Every line of the entries with the word "genom" in it should be shown.

── Data excerpts ──

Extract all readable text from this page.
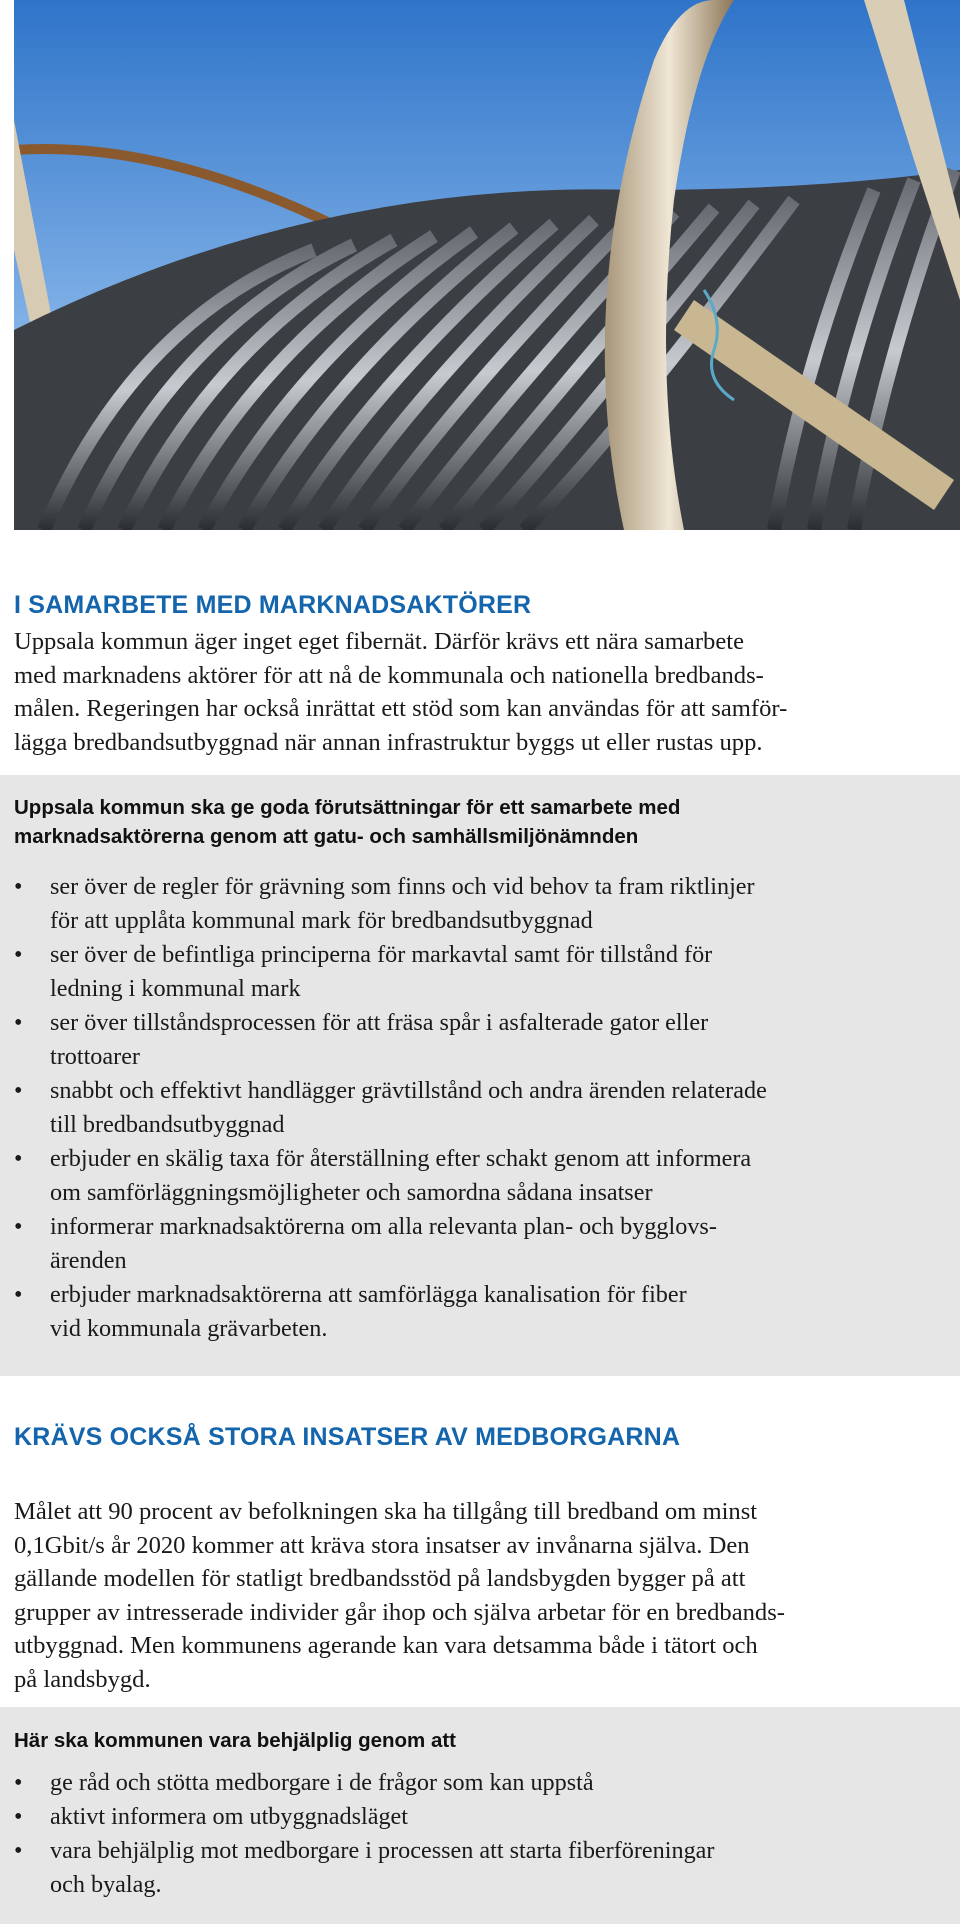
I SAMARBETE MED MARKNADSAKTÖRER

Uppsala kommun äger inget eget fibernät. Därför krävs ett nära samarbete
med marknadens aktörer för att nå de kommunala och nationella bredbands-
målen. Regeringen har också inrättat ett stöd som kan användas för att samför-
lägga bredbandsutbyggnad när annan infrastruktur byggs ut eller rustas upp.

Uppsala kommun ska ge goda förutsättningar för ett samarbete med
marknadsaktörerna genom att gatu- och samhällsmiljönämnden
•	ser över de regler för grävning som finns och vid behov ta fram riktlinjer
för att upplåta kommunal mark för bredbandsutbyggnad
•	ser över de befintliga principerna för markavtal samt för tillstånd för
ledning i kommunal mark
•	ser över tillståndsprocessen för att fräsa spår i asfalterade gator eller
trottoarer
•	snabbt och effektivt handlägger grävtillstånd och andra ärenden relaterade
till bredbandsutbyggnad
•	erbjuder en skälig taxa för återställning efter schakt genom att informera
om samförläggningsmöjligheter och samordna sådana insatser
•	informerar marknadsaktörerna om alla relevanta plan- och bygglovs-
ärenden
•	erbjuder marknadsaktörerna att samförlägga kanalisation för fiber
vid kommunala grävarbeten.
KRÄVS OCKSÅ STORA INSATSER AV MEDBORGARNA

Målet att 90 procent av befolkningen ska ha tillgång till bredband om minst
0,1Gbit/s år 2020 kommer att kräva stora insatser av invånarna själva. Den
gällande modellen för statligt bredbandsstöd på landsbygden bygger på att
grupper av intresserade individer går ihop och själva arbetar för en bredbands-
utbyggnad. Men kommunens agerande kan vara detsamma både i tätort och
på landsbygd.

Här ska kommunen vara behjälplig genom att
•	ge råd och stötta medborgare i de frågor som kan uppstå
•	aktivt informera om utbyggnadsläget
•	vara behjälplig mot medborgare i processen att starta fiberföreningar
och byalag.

───

• **Result of the task**
marknadsaktörerna genom att gatu- och samhällsmiljönämnden
•	erbjuder en skälig taxa för återställning efter schakt genom att informera
Här ska kommunen vara behjälplig genom att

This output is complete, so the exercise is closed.